Exercise description: Only the number is wanted: how many lines in the data contain "JSON"?

Data for this exercise:
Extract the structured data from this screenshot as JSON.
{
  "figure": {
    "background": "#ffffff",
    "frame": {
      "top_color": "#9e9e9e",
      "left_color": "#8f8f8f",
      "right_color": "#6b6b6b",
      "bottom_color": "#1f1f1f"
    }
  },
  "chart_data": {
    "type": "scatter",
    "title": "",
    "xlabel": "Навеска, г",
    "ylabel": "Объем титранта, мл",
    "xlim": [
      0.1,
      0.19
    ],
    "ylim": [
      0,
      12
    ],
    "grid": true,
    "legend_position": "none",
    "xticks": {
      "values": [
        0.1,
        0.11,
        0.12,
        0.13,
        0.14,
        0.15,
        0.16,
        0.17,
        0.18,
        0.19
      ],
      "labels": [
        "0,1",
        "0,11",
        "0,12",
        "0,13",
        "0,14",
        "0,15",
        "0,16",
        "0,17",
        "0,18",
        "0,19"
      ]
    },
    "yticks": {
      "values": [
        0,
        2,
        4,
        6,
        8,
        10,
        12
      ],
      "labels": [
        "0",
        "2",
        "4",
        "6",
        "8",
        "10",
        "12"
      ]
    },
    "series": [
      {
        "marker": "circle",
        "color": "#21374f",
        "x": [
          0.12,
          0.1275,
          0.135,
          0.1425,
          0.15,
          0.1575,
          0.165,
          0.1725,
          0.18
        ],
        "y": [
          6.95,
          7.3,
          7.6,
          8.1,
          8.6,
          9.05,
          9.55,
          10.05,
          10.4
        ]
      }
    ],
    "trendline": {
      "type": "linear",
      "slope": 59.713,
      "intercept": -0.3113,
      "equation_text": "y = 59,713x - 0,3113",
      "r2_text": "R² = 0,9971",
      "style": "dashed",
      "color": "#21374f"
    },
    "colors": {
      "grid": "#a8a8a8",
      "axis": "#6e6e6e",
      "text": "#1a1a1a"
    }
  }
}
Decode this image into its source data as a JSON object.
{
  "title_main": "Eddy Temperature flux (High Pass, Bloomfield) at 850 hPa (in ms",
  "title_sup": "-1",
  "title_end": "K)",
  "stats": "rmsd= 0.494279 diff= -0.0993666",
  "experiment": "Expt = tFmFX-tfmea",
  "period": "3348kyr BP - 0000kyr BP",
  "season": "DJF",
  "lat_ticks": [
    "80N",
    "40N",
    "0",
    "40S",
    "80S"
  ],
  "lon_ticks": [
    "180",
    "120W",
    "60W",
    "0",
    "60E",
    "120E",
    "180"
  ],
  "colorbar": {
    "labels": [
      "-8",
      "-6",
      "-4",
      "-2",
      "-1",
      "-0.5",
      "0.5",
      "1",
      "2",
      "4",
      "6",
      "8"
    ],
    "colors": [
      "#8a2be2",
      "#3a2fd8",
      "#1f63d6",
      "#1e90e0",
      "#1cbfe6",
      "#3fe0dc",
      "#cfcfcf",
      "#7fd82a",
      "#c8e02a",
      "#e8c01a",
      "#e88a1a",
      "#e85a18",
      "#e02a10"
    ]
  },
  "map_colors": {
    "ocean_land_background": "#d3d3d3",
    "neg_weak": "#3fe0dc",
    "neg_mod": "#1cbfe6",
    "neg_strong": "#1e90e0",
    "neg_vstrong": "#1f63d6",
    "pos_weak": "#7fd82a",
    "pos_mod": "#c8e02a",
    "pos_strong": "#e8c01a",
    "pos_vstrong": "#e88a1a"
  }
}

Response to the exercise: 2